Extracted data entries:
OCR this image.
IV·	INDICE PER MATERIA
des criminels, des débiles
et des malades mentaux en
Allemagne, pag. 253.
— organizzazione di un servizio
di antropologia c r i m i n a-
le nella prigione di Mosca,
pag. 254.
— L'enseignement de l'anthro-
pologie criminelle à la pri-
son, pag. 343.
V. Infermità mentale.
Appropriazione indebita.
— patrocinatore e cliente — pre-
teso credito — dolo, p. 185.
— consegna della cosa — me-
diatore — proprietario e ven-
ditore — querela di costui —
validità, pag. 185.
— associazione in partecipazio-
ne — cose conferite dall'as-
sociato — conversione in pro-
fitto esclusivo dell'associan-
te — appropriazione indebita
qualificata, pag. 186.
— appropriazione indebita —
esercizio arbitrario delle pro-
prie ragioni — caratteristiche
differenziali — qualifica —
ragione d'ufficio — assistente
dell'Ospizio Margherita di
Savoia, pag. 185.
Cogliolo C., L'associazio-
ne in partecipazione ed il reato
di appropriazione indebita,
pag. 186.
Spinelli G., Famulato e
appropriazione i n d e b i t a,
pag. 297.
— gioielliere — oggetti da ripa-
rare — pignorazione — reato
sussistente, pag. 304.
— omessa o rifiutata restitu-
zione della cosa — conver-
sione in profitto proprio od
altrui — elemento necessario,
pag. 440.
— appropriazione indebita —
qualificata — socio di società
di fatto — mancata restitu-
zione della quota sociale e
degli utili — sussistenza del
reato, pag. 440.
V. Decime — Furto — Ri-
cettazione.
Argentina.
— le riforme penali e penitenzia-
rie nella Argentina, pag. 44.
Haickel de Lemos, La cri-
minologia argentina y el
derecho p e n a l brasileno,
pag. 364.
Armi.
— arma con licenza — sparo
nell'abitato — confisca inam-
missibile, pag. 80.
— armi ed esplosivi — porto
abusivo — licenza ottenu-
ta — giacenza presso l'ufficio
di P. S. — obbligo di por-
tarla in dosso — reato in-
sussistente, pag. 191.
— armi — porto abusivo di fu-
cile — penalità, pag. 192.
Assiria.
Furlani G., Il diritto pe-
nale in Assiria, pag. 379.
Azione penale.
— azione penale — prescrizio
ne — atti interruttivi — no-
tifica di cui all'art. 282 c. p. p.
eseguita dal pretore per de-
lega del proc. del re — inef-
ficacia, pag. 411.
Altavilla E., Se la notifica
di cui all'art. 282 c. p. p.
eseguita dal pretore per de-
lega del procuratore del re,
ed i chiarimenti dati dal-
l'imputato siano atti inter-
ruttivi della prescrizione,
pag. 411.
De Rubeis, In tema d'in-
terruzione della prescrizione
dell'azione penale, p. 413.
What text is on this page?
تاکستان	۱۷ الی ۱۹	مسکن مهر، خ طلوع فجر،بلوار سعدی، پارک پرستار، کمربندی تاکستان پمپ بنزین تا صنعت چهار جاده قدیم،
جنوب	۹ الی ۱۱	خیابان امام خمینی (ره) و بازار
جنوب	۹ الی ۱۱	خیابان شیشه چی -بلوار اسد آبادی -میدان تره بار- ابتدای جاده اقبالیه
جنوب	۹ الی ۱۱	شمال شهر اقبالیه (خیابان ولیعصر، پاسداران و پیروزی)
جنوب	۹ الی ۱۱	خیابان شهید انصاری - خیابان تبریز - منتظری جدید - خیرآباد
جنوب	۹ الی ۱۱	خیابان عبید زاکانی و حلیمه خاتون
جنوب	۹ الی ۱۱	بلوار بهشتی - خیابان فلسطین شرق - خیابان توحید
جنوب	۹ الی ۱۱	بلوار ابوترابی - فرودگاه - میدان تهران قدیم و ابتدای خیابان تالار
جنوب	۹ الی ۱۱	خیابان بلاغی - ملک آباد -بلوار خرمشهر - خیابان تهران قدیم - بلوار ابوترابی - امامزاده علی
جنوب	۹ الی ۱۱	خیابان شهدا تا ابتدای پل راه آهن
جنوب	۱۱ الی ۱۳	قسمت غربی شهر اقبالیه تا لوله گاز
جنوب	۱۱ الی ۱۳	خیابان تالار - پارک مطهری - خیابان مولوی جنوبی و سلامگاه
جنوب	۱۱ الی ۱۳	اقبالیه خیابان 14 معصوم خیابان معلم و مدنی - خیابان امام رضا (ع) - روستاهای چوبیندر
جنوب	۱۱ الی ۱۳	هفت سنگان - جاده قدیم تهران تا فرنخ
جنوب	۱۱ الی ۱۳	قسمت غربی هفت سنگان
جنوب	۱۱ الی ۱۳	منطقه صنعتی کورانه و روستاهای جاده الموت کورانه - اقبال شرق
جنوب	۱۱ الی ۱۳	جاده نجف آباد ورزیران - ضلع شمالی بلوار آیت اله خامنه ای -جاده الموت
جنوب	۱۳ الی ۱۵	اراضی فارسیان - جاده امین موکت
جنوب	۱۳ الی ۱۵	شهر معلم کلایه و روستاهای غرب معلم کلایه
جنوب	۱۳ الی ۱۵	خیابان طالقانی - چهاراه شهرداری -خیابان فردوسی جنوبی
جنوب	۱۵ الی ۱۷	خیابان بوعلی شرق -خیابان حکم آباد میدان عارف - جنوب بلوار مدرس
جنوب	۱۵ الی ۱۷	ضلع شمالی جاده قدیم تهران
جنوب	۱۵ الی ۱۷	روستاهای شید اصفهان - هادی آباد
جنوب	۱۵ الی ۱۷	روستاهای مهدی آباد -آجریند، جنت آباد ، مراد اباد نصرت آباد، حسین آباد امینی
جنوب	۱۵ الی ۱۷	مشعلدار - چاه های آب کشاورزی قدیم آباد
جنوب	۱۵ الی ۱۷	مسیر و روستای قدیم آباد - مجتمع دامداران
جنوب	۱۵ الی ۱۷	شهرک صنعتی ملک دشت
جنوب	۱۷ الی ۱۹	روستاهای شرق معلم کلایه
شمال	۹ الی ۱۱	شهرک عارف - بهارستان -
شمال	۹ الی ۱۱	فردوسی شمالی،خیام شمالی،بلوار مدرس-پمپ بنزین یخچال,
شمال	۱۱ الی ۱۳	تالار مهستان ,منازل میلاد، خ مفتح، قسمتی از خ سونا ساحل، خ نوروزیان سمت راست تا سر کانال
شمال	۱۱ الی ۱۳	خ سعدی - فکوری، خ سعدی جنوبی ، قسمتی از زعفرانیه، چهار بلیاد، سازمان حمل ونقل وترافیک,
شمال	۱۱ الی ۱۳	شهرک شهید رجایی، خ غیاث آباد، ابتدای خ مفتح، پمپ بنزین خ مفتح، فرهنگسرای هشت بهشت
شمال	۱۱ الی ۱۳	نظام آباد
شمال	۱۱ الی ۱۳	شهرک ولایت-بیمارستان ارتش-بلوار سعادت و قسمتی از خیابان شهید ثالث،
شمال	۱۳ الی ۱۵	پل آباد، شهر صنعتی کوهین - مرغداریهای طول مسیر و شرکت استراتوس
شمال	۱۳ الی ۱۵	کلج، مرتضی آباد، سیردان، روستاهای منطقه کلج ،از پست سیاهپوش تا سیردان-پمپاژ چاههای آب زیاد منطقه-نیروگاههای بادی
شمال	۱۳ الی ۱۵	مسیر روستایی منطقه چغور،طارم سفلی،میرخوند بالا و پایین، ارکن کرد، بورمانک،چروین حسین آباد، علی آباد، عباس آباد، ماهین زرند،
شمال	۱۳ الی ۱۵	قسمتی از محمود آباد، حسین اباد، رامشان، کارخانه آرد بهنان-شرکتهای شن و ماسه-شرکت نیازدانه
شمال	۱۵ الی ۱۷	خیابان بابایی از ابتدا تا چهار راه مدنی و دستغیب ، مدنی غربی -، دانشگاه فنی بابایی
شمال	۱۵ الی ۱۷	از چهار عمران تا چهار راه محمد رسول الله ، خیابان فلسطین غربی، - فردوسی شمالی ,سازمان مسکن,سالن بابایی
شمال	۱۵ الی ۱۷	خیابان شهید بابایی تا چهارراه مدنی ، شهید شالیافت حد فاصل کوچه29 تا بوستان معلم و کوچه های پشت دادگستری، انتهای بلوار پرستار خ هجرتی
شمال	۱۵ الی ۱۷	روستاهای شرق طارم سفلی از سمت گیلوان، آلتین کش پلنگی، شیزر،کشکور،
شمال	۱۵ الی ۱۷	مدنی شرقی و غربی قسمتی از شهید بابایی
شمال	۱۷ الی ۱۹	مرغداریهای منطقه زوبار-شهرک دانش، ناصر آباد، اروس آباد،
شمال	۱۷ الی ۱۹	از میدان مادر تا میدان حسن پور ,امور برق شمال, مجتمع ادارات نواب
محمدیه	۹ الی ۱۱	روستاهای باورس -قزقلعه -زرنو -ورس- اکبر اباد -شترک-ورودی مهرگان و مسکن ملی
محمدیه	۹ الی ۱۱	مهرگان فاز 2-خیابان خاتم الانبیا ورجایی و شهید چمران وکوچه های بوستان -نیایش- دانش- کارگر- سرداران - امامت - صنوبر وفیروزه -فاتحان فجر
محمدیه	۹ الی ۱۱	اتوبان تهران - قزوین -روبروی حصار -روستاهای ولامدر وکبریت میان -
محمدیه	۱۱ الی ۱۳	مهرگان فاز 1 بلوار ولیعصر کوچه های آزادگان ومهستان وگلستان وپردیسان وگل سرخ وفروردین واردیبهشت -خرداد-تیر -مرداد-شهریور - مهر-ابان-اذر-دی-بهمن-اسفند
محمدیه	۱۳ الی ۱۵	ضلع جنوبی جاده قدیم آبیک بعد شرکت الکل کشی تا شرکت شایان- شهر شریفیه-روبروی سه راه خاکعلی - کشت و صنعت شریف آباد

(TASK INSTRUCTIONS):
Which lines above hold the word "تهران"? Copy each of them.

(TASK ANSWER):
جنوب	۹ الی ۱۱	بلوار ابوترابی - فرودگاه - میدان تهران قدیم و ابتدای خیابان تالار
جنوب	۹ الی ۱۱	خیابان بلاغی - ملک آباد -بلوار خرمشهر - خیابان تهران قدیم - بلوار ابوترابی - امامزاده علی
جنوب	۱۱ الی ۱۳	هفت سنگان - جاده قدیم تهران تا فرنخ
جنوب	۱۵ الی ۱۷	ضلع شمالی جاده قدیم تهران
محمدیه	۹ الی ۱۱	اتوبان تهران - قزوین -روبروی حصار -روستاهای ولامدر وکبریت میان -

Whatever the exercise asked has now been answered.